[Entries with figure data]

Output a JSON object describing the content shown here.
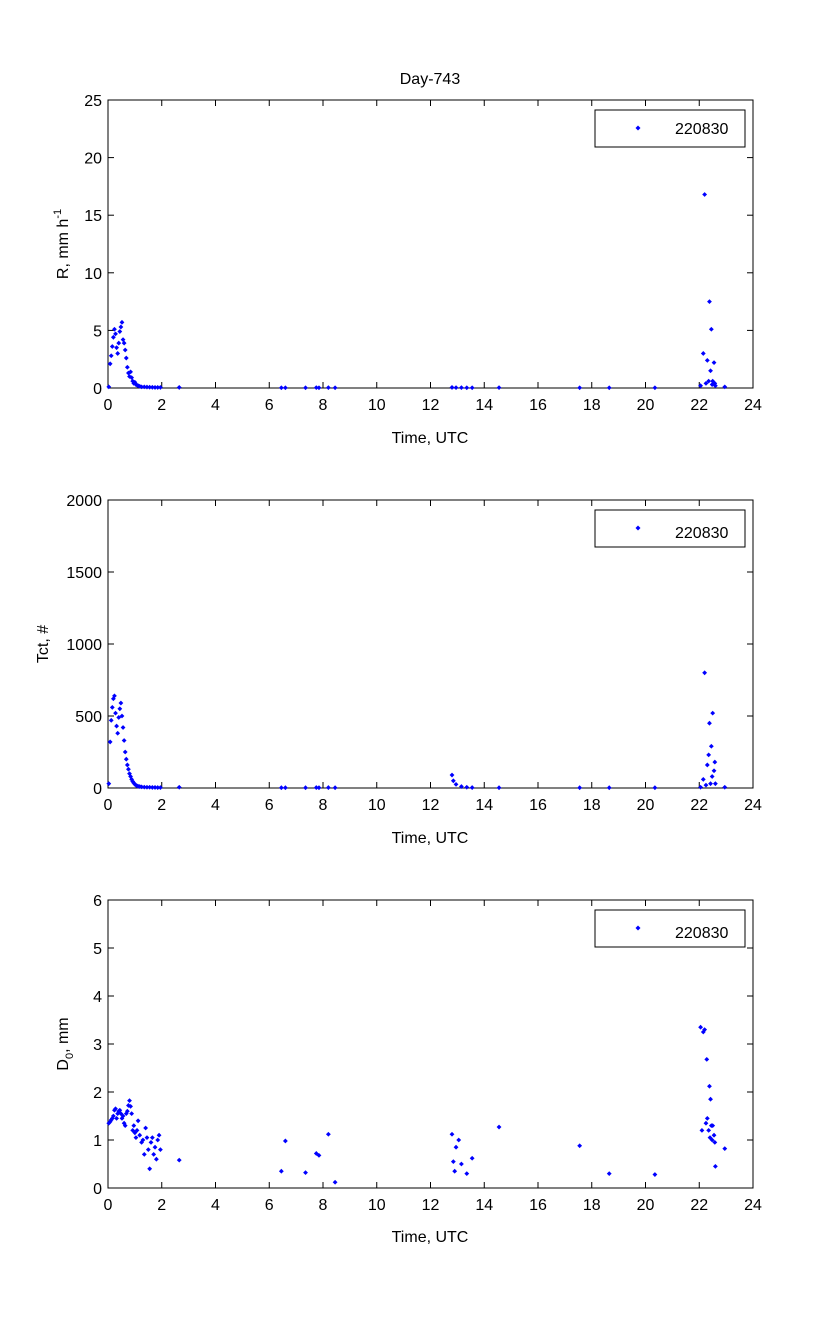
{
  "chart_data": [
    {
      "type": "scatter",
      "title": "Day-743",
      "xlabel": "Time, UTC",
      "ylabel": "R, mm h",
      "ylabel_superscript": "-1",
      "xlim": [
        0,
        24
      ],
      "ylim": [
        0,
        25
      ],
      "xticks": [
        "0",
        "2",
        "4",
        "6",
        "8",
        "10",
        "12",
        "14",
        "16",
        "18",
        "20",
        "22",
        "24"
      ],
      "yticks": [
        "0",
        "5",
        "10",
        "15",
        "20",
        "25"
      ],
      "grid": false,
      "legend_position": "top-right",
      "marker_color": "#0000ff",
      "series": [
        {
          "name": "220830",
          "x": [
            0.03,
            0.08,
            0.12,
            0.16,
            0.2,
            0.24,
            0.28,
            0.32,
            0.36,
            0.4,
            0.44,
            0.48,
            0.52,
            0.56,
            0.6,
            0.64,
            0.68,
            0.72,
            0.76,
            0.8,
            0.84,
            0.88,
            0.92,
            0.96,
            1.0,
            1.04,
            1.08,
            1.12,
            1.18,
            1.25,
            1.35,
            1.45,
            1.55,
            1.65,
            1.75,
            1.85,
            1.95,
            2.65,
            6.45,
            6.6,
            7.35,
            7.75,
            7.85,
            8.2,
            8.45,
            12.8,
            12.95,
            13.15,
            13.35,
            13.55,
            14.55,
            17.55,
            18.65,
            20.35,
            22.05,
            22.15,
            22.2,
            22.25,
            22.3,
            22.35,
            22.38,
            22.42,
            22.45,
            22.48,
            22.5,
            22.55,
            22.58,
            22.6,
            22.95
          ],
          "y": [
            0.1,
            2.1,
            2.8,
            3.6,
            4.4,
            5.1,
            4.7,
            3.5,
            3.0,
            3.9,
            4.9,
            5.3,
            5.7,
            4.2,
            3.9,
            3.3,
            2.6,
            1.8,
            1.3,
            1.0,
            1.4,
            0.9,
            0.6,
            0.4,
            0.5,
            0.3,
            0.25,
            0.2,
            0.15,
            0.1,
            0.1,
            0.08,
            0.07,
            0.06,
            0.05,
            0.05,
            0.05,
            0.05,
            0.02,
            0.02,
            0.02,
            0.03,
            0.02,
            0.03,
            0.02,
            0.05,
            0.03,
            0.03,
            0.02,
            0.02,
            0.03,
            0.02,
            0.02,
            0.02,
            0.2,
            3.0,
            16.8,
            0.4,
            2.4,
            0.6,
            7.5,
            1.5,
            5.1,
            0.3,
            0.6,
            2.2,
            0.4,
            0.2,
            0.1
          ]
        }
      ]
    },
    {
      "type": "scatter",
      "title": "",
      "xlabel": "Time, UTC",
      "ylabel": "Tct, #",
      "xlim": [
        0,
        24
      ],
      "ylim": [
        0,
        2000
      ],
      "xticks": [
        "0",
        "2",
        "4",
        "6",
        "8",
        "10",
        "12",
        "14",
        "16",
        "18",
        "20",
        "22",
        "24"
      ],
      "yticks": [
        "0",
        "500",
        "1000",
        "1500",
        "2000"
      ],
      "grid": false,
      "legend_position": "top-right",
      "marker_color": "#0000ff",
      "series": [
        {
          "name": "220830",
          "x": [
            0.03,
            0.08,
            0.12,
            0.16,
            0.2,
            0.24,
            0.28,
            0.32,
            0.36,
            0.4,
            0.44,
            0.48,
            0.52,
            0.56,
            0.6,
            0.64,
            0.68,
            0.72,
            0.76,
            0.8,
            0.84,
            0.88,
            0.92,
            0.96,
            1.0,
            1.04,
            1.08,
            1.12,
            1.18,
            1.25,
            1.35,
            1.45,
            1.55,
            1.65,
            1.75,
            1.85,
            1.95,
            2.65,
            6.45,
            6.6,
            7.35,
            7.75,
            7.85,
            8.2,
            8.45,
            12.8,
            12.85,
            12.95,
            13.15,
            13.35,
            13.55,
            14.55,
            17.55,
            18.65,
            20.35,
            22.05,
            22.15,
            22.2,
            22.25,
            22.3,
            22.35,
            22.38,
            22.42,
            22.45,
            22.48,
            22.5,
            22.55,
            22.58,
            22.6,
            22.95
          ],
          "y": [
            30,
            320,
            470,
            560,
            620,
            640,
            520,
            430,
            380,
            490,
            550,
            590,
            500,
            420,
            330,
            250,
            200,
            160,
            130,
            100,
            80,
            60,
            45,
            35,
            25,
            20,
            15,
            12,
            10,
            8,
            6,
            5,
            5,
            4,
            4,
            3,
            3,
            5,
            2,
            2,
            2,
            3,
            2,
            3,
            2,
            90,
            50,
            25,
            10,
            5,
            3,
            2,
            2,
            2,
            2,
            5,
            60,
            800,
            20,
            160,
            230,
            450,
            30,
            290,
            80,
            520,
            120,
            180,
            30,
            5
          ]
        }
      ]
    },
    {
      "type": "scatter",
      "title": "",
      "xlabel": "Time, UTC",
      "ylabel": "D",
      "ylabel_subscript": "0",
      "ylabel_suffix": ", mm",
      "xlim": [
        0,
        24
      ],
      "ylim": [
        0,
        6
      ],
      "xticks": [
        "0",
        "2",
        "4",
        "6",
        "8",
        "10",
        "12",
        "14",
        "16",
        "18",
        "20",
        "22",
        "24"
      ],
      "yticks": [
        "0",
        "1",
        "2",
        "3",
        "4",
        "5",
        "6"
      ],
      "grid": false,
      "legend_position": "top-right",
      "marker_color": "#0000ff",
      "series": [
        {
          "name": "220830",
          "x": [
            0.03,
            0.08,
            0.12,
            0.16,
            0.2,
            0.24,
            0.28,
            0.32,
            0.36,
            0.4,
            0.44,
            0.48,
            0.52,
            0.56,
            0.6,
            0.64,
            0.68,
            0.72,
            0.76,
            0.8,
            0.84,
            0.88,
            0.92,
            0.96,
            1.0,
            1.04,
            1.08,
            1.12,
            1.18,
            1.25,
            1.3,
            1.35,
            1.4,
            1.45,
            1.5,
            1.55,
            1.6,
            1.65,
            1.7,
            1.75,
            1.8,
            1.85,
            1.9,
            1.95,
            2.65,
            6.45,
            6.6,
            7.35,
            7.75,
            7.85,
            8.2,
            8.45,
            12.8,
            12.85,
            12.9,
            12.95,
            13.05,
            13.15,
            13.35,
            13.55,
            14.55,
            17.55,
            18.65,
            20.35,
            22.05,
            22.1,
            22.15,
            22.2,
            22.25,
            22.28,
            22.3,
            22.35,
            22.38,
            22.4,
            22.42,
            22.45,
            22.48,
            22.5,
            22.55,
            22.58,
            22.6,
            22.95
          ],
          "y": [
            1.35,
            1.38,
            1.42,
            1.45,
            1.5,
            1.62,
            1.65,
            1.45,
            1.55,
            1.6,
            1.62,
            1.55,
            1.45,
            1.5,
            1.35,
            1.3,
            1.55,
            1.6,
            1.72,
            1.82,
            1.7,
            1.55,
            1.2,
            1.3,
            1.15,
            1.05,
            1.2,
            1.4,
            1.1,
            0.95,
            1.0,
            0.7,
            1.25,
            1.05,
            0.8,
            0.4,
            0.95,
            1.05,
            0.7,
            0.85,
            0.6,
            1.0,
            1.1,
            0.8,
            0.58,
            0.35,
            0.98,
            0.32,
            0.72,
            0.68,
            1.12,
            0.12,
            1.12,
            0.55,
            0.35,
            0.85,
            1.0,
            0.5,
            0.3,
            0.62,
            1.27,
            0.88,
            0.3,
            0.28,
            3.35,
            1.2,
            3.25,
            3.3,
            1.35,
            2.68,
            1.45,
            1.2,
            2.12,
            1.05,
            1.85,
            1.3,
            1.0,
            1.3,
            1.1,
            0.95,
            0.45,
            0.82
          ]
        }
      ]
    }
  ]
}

* * *

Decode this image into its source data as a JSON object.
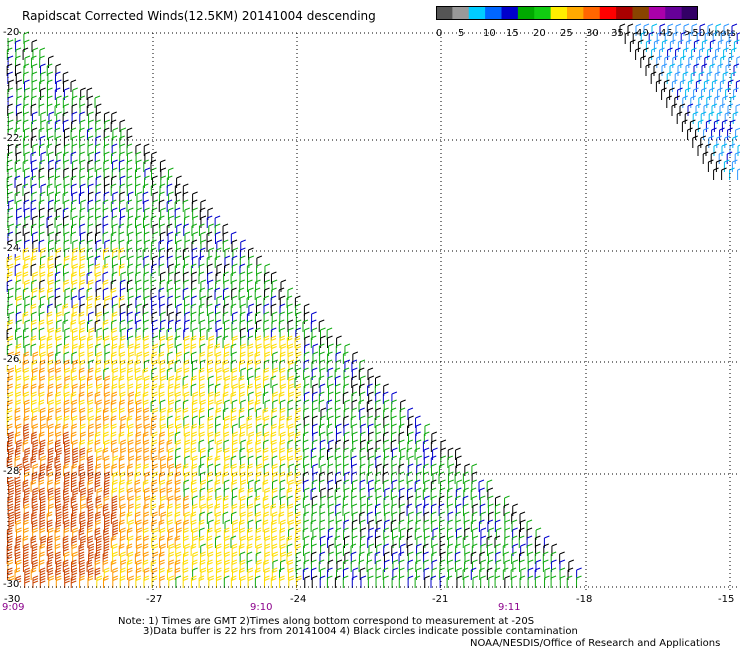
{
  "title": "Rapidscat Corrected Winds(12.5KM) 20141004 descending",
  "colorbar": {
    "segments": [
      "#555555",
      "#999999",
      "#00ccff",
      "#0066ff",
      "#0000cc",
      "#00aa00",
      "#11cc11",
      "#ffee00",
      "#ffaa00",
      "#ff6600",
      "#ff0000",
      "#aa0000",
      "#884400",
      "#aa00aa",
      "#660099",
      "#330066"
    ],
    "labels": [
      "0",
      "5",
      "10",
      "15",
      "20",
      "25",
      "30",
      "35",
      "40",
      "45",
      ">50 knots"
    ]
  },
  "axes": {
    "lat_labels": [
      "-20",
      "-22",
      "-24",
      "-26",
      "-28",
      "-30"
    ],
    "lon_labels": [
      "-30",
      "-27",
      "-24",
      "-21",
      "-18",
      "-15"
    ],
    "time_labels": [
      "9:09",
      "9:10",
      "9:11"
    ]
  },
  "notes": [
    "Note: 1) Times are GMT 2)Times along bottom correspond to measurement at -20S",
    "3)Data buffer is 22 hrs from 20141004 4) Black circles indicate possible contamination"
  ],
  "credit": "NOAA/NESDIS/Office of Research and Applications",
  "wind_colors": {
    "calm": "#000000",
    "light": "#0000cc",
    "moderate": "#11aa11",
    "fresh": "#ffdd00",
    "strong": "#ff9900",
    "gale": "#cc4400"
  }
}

**EXERCISE DETAILS:**
Identify all lines in the records above with the word "title".

**TASK SOLUTION:**
      "title": "Day-743",
      "title": "",
      "title": "",
  "title": "Rapidscat Corrected Winds(12.5KM) 20141004 descending",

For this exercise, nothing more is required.